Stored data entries
-----
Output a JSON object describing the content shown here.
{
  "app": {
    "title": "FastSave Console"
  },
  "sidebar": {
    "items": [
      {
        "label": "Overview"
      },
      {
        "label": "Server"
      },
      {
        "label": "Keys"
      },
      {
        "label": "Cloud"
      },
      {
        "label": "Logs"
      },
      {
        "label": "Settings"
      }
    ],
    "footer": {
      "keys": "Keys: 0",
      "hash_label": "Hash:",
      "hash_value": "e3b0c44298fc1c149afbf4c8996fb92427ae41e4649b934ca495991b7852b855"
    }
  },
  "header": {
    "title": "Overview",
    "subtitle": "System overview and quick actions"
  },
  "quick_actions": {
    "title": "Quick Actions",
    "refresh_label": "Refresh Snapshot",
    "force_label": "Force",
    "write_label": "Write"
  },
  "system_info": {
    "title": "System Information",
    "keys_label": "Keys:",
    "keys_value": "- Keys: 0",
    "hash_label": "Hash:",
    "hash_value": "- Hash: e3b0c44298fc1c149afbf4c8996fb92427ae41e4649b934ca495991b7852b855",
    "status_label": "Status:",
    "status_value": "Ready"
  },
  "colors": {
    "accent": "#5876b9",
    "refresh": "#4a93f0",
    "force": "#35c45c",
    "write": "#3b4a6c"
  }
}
-----
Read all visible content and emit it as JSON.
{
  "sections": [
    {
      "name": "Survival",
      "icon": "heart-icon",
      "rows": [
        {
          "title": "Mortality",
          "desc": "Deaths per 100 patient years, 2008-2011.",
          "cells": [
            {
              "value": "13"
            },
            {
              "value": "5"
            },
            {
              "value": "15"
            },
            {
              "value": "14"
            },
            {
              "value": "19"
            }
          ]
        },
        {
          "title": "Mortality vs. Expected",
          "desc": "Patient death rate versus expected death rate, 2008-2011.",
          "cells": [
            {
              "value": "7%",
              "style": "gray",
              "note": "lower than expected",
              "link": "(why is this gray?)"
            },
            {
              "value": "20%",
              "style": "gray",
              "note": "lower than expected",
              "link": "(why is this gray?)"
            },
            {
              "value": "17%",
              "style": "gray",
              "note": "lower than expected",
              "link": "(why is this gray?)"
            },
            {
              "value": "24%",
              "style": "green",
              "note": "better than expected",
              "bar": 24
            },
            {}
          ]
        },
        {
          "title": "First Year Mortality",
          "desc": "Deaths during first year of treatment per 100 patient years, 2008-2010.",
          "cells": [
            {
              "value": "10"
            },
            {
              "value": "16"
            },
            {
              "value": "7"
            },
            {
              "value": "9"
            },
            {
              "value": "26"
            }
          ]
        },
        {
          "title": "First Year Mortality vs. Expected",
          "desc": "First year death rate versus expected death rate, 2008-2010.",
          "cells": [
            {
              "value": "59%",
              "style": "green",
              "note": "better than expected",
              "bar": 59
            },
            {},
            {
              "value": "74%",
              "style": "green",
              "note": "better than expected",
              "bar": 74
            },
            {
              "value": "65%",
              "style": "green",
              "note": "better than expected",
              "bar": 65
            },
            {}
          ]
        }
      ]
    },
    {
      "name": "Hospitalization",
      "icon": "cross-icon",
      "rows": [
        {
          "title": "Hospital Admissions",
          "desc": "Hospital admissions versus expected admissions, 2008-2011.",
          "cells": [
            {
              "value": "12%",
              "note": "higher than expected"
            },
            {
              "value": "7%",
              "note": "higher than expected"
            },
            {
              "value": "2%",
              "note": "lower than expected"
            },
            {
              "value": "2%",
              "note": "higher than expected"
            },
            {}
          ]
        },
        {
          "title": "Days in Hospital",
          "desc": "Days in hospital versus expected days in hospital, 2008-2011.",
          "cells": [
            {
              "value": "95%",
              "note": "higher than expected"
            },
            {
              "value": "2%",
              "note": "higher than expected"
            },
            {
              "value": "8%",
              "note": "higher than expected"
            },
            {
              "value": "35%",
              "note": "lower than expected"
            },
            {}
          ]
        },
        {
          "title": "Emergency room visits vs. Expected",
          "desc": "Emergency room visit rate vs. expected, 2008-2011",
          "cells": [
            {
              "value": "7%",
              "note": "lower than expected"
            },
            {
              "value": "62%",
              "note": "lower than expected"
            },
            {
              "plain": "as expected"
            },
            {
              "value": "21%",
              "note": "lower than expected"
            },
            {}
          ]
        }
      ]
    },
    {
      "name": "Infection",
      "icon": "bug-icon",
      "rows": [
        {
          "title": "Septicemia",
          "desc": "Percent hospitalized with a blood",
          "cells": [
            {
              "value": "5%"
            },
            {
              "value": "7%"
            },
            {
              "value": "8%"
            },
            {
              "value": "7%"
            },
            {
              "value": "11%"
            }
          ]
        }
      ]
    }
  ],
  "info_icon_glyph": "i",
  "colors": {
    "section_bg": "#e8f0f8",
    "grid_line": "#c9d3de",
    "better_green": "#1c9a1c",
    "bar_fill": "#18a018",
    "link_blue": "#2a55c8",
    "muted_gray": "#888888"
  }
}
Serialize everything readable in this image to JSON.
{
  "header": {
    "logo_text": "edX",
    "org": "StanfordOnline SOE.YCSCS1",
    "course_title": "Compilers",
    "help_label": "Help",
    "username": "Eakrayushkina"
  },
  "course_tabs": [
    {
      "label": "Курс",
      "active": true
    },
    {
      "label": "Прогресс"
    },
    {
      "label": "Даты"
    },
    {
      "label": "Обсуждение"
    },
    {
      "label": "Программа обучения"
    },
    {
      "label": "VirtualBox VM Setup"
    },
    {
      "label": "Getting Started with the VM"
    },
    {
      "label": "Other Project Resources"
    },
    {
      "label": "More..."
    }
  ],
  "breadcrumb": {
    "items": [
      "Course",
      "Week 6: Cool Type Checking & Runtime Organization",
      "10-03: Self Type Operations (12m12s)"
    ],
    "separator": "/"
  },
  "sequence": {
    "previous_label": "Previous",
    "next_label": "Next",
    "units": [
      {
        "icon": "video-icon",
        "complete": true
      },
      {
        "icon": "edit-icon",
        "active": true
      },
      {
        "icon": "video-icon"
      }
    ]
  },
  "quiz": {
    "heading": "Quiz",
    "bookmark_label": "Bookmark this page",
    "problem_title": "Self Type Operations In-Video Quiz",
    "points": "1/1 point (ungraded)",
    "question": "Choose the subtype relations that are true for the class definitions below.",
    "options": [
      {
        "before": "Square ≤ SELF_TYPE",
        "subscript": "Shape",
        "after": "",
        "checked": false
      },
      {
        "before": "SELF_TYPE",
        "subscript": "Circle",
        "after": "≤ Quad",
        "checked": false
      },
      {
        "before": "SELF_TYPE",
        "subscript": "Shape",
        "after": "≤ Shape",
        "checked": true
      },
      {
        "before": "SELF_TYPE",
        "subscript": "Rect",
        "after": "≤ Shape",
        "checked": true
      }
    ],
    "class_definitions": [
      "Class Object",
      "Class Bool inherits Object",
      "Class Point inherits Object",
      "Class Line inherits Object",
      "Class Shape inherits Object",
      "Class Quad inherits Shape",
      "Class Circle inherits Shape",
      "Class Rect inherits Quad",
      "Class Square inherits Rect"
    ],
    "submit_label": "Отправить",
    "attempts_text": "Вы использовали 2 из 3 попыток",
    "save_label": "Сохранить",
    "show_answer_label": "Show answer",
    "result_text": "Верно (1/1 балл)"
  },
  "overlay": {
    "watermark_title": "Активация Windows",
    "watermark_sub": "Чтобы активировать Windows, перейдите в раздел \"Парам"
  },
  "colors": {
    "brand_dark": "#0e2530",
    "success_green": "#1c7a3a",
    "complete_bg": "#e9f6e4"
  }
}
-----
From the data above, gather every line that includes the word "Deaths".

Task answer:
          "desc": "Deaths per 100 patient years, 2008-2011.",
          "desc": "Deaths during first year of treatment per 100 patient years, 2008-2010.",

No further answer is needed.